Your goal: Set down, in full, every record in the block.
....
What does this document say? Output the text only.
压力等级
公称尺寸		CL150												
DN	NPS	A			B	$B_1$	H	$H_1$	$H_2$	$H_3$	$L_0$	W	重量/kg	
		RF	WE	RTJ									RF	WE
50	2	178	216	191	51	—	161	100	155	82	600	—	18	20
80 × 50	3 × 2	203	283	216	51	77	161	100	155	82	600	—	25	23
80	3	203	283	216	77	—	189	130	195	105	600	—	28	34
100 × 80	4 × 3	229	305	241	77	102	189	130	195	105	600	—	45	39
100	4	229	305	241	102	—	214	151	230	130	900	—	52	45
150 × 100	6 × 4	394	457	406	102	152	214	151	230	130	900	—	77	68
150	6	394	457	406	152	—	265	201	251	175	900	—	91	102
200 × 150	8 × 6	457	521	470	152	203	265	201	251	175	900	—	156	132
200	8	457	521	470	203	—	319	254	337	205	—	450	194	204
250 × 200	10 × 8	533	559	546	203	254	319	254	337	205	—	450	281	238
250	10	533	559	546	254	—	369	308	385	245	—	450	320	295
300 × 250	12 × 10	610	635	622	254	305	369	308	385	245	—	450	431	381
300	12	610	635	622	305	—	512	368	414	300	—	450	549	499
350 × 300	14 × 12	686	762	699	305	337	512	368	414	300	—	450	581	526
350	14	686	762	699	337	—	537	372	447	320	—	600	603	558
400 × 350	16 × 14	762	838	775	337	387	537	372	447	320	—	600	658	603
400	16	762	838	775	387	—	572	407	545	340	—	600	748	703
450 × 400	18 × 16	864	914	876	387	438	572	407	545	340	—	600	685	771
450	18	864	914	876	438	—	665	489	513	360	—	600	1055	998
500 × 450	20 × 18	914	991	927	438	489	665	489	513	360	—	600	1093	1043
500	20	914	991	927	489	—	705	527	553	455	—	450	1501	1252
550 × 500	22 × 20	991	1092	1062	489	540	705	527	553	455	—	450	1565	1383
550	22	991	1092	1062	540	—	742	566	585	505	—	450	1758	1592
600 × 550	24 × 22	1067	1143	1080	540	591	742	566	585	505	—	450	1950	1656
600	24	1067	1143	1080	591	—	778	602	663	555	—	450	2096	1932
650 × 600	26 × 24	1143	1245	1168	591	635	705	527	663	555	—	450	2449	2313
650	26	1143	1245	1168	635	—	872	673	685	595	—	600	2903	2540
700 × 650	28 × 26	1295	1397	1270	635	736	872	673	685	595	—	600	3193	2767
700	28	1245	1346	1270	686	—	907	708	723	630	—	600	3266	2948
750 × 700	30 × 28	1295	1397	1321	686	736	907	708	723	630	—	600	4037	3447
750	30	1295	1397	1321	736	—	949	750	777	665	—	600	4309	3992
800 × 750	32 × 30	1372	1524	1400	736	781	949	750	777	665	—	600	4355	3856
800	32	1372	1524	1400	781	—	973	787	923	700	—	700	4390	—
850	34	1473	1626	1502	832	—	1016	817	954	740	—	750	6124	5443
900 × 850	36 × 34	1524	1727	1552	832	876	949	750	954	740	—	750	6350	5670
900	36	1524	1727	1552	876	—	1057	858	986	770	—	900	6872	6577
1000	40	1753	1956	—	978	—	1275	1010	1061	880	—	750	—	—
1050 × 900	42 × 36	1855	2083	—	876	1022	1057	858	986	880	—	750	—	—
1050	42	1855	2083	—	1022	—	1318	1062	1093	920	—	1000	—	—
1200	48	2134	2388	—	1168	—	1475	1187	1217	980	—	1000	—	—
....
Finished answer:
What does this document say? Output the text only.
压力等级
公称尺寸		CL150												
DN	NPS	A			B	$B_1$	H	$H_1$	$H_2$	$H_3$	$L_0$	W	重量/kg	
		RF	WE	RTJ									RF	WE
50	2	178	216	191	51	—	161	100	155	82	600	—	18	20
80 × 50	3 × 2	203	283	216	51	77	161	100	155	82	600	—	25	23
80	3	203	283	216	77	—	189	130	195	105	600	—	28	34
100 × 80	4 × 3	229	305	241	77	102	189	130	195	105	600	—	45	39
100	4	229	305	241	102	—	214	151	230	130	900	—	52	45
150 × 100	6 × 4	394	457	406	102	152	214	151	230	130	900	—	77	68
150	6	394	457	406	152	—	265	201	251	175	900	—	91	102
200 × 150	8 × 6	457	521	470	152	203	265	201	251	175	900	—	156	132
200	8	457	521	470	203	—	319	254	337	205	—	450	194	204
250 × 200	10 × 8	533	559	546	203	254	319	254	337	205	—	450	281	238
250	10	533	559	546	254	—	369	308	385	245	—	450	320	295
300 × 250	12 × 10	610	635	622	254	305	369	308	385	245	—	450	431	381
300	12	610	635	622	305	—	512	368	414	300	—	450	549	499
350 × 300	14 × 12	686	762	699	305	337	512	368	414	300	—	450	581	526
350	14	686	762	699	337	—	537	372	447	320	—	600	603	558
400 × 350	16 × 14	762	838	775	337	387	537	372	447	320	—	600	658	603
400	16	762	838	775	387	—	572	407	545	340	—	600	748	703
450 × 400	18 × 16	864	914	876	387	438	572	407	545	340	—	600	685	771
450	18	864	914	876	438	—	665	489	513	360	—	600	1055	998
500 × 450	20 × 18	914	991	927	438	489	665	489	513	360	—	600	1093	1043
500	20	914	991	927	489	—	705	527	553	455	—	450	1501	1252
550 × 500	22 × 20	991	1092	1062	489	540	705	527	553	455	—	450	1565	1383
550	22	991	1092	1062	540	—	742	566	585	505	—	450	1758	1592
600 × 550	24 × 22	1067	1143	1080	540	591	742	566	585	505	—	450	1950	1656
600	24	1067	1143	1080	591	—	778	602	663	555	—	450	2096	1932
650 × 600	26 × 24	1143	1245	1168	591	635	705	527	663	555	—	450	2449	2313
650	26	1143	1245	1168	635	—	872	673	685	595	—	600	2903	2540
700 × 650	28 × 26	1295	1397	1270	635	736	872	673	685	595	—	600	3193	2767
700	28	1245	1346	1270	686	—	907	708	723	630	—	600	3266	2948
750 × 700	30 × 28	1295	1397	1321	686	736	907	708	723	630	—	600	4037	3447
750	30	1295	1397	1321	736	—	949	750	777	665	—	600	4309	3992
800 × 750	32 × 30	1372	1524	1400	736	781	949	750	777	665	—	600	4355	3856
800	32	1372	1524	1400	781	—	973	787	923	700	—	700	4390	—
850	34	1473	1626	1502	832	—	1016	817	954	740	—	750	6124	5443
900 × 850	36 × 34	1524	1727	1552	832	876	949	750	954	740	—	750	6350	5670
900	36	1524	1727	1552	876	—	1057	858	986	770	—	900	6872	6577
1000	40	1753	1956	—	978	—	1275	1010	1061	880	—	750	—	—
1050 × 900	42 × 36	1855	2083	—	876	1022	1057	858	986	880	—	750	—	—
1050	42	1855	2083	—	1022	—	1318	1062	1093	920	—	1000	—	—
1200	48	2134	2388	—	1168	—	1475	1187	1217	980	—	1000	—	—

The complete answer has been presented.